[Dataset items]
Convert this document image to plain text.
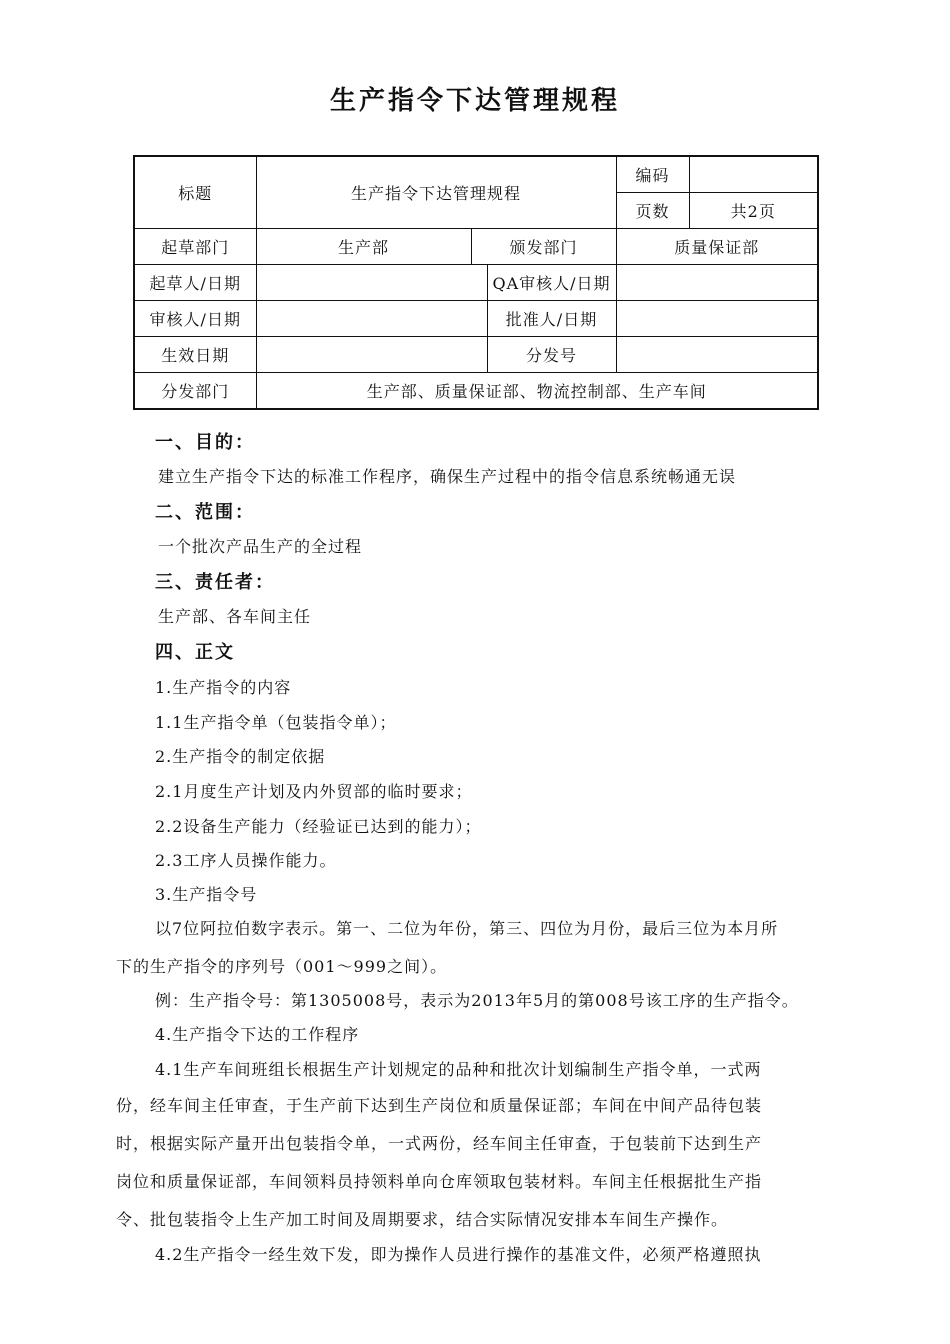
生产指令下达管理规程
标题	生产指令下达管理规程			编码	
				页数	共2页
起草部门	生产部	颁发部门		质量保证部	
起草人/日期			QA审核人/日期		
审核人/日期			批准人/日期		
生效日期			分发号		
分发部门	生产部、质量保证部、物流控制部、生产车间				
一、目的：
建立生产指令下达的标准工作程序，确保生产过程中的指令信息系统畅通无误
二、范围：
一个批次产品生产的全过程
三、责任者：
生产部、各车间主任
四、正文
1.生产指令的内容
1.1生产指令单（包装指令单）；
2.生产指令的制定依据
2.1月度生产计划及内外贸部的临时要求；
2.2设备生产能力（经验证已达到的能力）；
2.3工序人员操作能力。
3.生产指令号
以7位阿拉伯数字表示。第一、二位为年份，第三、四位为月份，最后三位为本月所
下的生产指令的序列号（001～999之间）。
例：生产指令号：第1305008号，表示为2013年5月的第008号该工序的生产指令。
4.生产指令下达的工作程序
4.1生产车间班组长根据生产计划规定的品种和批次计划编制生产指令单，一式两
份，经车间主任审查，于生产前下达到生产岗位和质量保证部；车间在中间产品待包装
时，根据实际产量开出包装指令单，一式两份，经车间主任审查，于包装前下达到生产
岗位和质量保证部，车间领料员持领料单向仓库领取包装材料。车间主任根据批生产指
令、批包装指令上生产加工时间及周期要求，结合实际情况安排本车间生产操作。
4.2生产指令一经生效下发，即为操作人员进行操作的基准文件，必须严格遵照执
--
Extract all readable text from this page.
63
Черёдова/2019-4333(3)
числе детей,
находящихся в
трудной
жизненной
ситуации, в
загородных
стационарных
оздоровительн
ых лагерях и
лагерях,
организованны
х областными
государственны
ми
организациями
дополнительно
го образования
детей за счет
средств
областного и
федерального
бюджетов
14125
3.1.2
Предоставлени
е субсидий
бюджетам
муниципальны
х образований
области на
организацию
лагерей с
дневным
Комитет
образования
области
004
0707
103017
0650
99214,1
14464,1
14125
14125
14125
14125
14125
---
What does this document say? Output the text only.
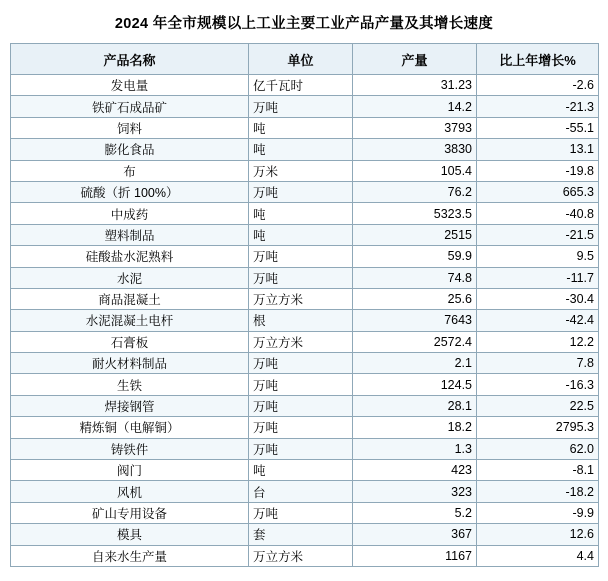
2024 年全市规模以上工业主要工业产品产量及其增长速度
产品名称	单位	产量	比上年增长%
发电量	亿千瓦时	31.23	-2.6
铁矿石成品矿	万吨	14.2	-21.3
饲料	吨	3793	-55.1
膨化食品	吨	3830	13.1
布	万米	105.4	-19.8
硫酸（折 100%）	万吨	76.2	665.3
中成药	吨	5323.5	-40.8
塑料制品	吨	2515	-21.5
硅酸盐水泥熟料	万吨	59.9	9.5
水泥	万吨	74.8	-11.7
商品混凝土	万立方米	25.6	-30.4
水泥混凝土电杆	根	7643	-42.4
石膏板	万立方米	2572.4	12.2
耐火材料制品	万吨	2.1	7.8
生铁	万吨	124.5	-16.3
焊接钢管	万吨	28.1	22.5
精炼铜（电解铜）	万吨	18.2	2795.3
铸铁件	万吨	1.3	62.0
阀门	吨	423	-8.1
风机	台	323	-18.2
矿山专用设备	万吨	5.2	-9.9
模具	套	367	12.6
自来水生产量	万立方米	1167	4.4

# JOB:
Report how many lines hold the string "万立方米", giving the number and nothing else.

# SOLUTION FOR THIS TASK:
3